[Exercise aim]
In how many lines does the string "square" appear? Answer with the number only.

[Source material]
· · · · · · ·
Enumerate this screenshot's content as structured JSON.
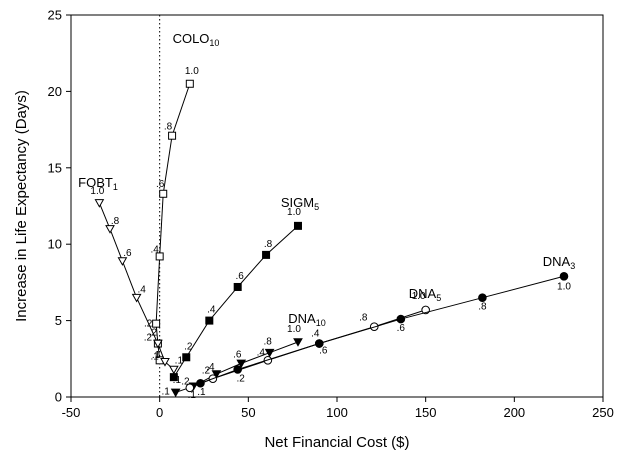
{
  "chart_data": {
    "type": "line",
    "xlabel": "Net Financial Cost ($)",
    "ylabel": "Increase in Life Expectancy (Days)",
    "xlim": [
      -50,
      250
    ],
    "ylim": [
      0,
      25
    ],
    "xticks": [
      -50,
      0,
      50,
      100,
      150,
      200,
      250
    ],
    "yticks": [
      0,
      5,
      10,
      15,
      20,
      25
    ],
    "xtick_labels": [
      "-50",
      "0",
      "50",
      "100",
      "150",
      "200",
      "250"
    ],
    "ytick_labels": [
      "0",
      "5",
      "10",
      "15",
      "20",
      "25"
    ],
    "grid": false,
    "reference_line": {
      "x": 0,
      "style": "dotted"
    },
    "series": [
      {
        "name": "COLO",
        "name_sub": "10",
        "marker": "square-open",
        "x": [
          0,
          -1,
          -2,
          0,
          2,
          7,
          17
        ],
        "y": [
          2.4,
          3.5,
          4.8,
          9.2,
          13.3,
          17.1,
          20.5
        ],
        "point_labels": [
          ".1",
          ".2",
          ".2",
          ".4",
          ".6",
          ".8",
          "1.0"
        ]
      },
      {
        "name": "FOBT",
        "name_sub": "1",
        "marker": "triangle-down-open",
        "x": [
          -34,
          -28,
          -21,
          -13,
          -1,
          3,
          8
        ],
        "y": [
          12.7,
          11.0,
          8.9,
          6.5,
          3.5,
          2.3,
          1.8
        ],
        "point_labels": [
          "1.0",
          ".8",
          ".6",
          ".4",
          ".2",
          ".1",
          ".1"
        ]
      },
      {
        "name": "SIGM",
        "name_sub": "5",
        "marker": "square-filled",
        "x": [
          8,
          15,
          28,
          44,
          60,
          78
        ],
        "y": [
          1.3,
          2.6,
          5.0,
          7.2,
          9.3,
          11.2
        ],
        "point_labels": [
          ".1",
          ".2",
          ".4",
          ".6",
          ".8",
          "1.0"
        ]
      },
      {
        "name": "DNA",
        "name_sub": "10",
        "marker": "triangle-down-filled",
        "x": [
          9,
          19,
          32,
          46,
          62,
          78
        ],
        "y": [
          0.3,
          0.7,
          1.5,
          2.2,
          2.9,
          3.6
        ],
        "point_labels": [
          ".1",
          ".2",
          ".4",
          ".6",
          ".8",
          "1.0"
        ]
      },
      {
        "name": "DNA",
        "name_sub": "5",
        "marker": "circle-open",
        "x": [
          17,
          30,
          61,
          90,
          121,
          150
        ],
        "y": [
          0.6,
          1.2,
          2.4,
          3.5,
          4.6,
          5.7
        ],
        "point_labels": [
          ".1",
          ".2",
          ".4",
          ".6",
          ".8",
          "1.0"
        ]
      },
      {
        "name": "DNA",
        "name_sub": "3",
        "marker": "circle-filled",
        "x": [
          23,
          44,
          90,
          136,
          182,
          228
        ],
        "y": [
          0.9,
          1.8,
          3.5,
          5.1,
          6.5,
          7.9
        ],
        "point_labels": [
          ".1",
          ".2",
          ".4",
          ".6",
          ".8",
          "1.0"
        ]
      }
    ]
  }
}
· · · · · · ·
[Full output]
2